--- Begin ---

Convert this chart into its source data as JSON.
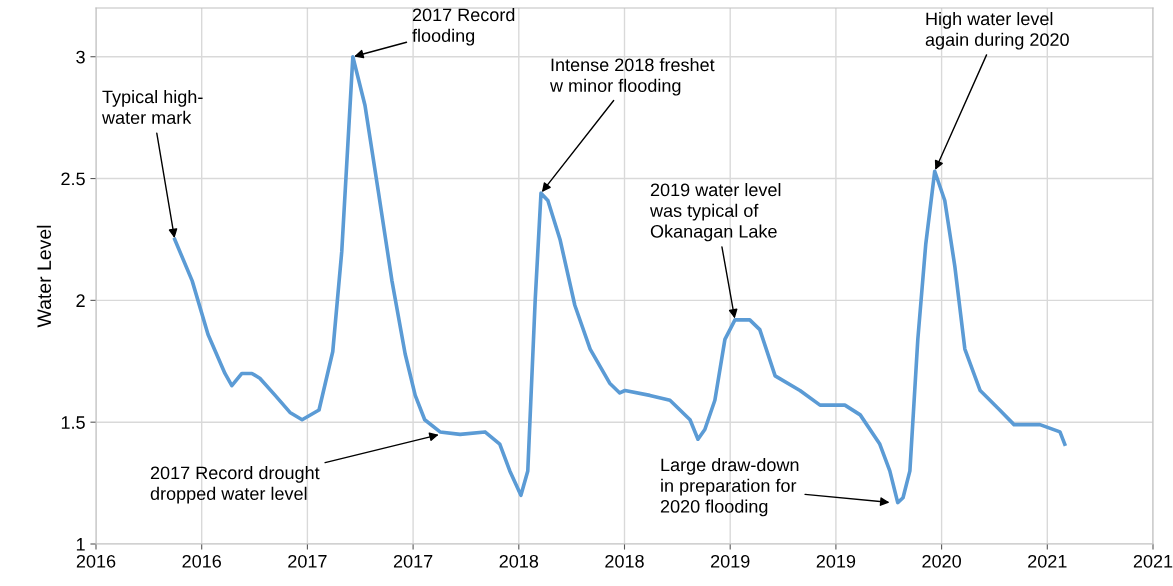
{
  "chart_data": {
    "type": "line",
    "ylabel": "Water Level",
    "xlim": [
      "2016-02-01",
      "2021-07-24"
    ],
    "xticks": [
      {
        "value": "2016-02-01",
        "label": "2016"
      },
      {
        "value": "2016-08-19",
        "label": "2016"
      },
      {
        "value": "2017-03-07",
        "label": "2017"
      },
      {
        "value": "2017-09-23",
        "label": "2017"
      },
      {
        "value": "2018-04-11",
        "label": "2018"
      },
      {
        "value": "2018-10-28",
        "label": "2018"
      },
      {
        "value": "2019-05-16",
        "label": "2019"
      },
      {
        "value": "2019-12-02",
        "label": "2019"
      },
      {
        "value": "2020-06-19",
        "label": "2020"
      },
      {
        "value": "2021-01-05",
        "label": "2021"
      },
      {
        "value": "2021-07-24",
        "label": "2021"
      }
    ],
    "ylim": [
      1,
      3.2
    ],
    "yticks": [
      1,
      1.5,
      2,
      2.5,
      3
    ],
    "grid": true,
    "marker": "none",
    "line_style": "solid",
    "x": [
      "2016-06-29",
      "2016-08-01",
      "2016-08-31",
      "2016-10-02",
      "2016-10-15",
      "2016-11-03",
      "2016-11-22",
      "2016-12-07",
      "2017-01-05",
      "2017-02-02",
      "2017-02-25",
      "2017-03-29",
      "2017-04-24",
      "2017-05-11",
      "2017-06-01",
      "2017-06-24",
      "2017-07-19",
      "2017-08-14",
      "2017-09-08",
      "2017-09-27",
      "2017-10-15",
      "2017-11-13",
      "2017-12-21",
      "2018-02-06",
      "2018-03-06",
      "2018-03-25",
      "2018-04-15",
      "2018-04-28",
      "2018-05-12",
      "2018-05-23",
      "2018-06-05",
      "2018-06-28",
      "2018-07-26",
      "2018-08-24",
      "2018-09-30",
      "2018-10-19",
      "2018-10-29",
      "2018-12-15",
      "2019-01-22",
      "2019-03-01",
      "2019-03-16",
      "2019-03-29",
      "2019-04-17",
      "2019-05-06",
      "2019-05-25",
      "2019-06-22",
      "2019-07-11",
      "2019-08-09",
      "2019-09-25",
      "2019-11-02",
      "2019-12-19",
      "2020-01-17",
      "2020-02-23",
      "2020-03-13",
      "2020-03-28",
      "2020-04-07",
      "2020-04-20",
      "2020-05-05",
      "2020-05-20",
      "2020-06-06",
      "2020-06-25",
      "2020-07-14",
      "2020-08-02",
      "2020-08-31",
      "2020-10-07",
      "2020-11-03",
      "2020-12-22",
      "2021-01-29",
      "2021-02-07"
    ],
    "series": [
      {
        "color": "#5b9bd5",
        "values": [
          2.25,
          2.08,
          1.86,
          1.7,
          1.65,
          1.7,
          1.7,
          1.68,
          1.61,
          1.54,
          1.51,
          1.55,
          1.79,
          2.2,
          3.0,
          2.8,
          2.45,
          2.08,
          1.78,
          1.61,
          1.51,
          1.46,
          1.45,
          1.46,
          1.41,
          1.3,
          1.2,
          1.3,
          2.0,
          2.44,
          2.41,
          2.25,
          1.98,
          1.8,
          1.66,
          1.62,
          1.63,
          1.61,
          1.59,
          1.51,
          1.43,
          1.47,
          1.59,
          1.84,
          1.92,
          1.92,
          1.88,
          1.69,
          1.63,
          1.57,
          1.57,
          1.53,
          1.41,
          1.3,
          1.17,
          1.19,
          1.3,
          1.84,
          2.23,
          2.53,
          2.41,
          2.14,
          1.8,
          1.63,
          1.55,
          1.49,
          1.49,
          1.46,
          1.41
        ]
      }
    ],
    "annotations": [
      {
        "text": "Typical high-\nwater mark",
        "x": "2016-06-29",
        "y": 2.25
      },
      {
        "text": "2017 Record\nflooding",
        "x": "2017-06-01",
        "y": 3.0
      },
      {
        "text": "Intense 2018 freshet\nw minor flooding",
        "x": "2018-05-23",
        "y": 2.44
      },
      {
        "text": "2019 water level\nwas typical of\nOkanagan Lake",
        "x": "2019-05-25",
        "y": 1.92
      },
      {
        "text": "High water level\nagain during 2020",
        "x": "2020-06-06",
        "y": 2.53
      },
      {
        "text": "2017 Record drought\ndropped water level",
        "x": "2017-11-13",
        "y": 1.45
      },
      {
        "text": "Large draw-down\nin preparation for\n2020 flooding",
        "x": "2020-03-15",
        "y": 1.17
      }
    ]
  }
}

--- End ---

■ Description of the task ■
Leave out the pictures and print each record exactly as it stands.

■ Task solution ■
Convert this chart into its source data as JSON.
{
  "chart_data": {
    "type": "line",
    "ylabel": "Water Level",
    "xlim": [
      "2016-02-01",
      "2021-07-24"
    ],
    "xticks": [
      {
        "value": "2016-02-01",
        "label": "2016"
      },
      {
        "value": "2016-08-19",
        "label": "2016"
      },
      {
        "value": "2017-03-07",
        "label": "2017"
      },
      {
        "value": "2017-09-23",
        "label": "2017"
      },
      {
        "value": "2018-04-11",
        "label": "2018"
      },
      {
        "value": "2018-10-28",
        "label": "2018"
      },
      {
        "value": "2019-05-16",
        "label": "2019"
      },
      {
        "value": "2019-12-02",
        "label": "2019"
      },
      {
        "value": "2020-06-19",
        "label": "2020"
      },
      {
        "value": "2021-01-05",
        "label": "2021"
      },
      {
        "value": "2021-07-24",
        "label": "2021"
      }
    ],
    "ylim": [
      1,
      3.2
    ],
    "yticks": [
      1,
      1.5,
      2,
      2.5,
      3
    ],
    "grid": true,
    "marker": "none",
    "line_style": "solid",
    "x": [
      "2016-06-29",
      "2016-08-01",
      "2016-08-31",
      "2016-10-02",
      "2016-10-15",
      "2016-11-03",
      "2016-11-22",
      "2016-12-07",
      "2017-01-05",
      "2017-02-02",
      "2017-02-25",
      "2017-03-29",
      "2017-04-24",
      "2017-05-11",
      "2017-06-01",
      "2017-06-24",
      "2017-07-19",
      "2017-08-14",
      "2017-09-08",
      "2017-09-27",
      "2017-10-15",
      "2017-11-13",
      "2017-12-21",
      "2018-02-06",
      "2018-03-06",
      "2018-03-25",
      "2018-04-15",
      "2018-04-28",
      "2018-05-12",
      "2018-05-23",
      "2018-06-05",
      "2018-06-28",
      "2018-07-26",
      "2018-08-24",
      "2018-09-30",
      "2018-10-19",
      "2018-10-29",
      "2018-12-15",
      "2019-01-22",
      "2019-03-01",
      "2019-03-16",
      "2019-03-29",
      "2019-04-17",
      "2019-05-06",
      "2019-05-25",
      "2019-06-22",
      "2019-07-11",
      "2019-08-09",
      "2019-09-25",
      "2019-11-02",
      "2019-12-19",
      "2020-01-17",
      "2020-02-23",
      "2020-03-13",
      "2020-03-28",
      "2020-04-07",
      "2020-04-20",
      "2020-05-05",
      "2020-05-20",
      "2020-06-06",
      "2020-06-25",
      "2020-07-14",
      "2020-08-02",
      "2020-08-31",
      "2020-10-07",
      "2020-11-03",
      "2020-12-22",
      "2021-01-29",
      "2021-02-07"
    ],
    "series": [
      {
        "color": "#5b9bd5",
        "values": [
          2.25,
          2.08,
          1.86,
          1.7,
          1.65,
          1.7,
          1.7,
          1.68,
          1.61,
          1.54,
          1.51,
          1.55,
          1.79,
          2.2,
          3.0,
          2.8,
          2.45,
          2.08,
          1.78,
          1.61,
          1.51,
          1.46,
          1.45,
          1.46,
          1.41,
          1.3,
          1.2,
          1.3,
          2.0,
          2.44,
          2.41,
          2.25,
          1.98,
          1.8,
          1.66,
          1.62,
          1.63,
          1.61,
          1.59,
          1.51,
          1.43,
          1.47,
          1.59,
          1.84,
          1.92,
          1.92,
          1.88,
          1.69,
          1.63,
          1.57,
          1.57,
          1.53,
          1.41,
          1.3,
          1.17,
          1.19,
          1.3,
          1.84,
          2.23,
          2.53,
          2.41,
          2.14,
          1.8,
          1.63,
          1.55,
          1.49,
          1.49,
          1.46,
          1.41
        ]
      }
    ],
    "annotations": [
      {
        "text": "Typical high-\nwater mark",
        "x": "2016-06-29",
        "y": 2.25
      },
      {
        "text": "2017 Record\nflooding",
        "x": "2017-06-01",
        "y": 3.0
      },
      {
        "text": "Intense 2018 freshet\nw minor flooding",
        "x": "2018-05-23",
        "y": 2.44
      },
      {
        "text": "2019 water level\nwas typical of\nOkanagan Lake",
        "x": "2019-05-25",
        "y": 1.92
      },
      {
        "text": "High water level\nagain during 2020",
        "x": "2020-06-06",
        "y": 2.53
      },
      {
        "text": "2017 Record drought\ndropped water level",
        "x": "2017-11-13",
        "y": 1.45
      },
      {
        "text": "Large draw-down\nin preparation for\n2020 flooding",
        "x": "2020-03-15",
        "y": 1.17
      }
    ]
  }
}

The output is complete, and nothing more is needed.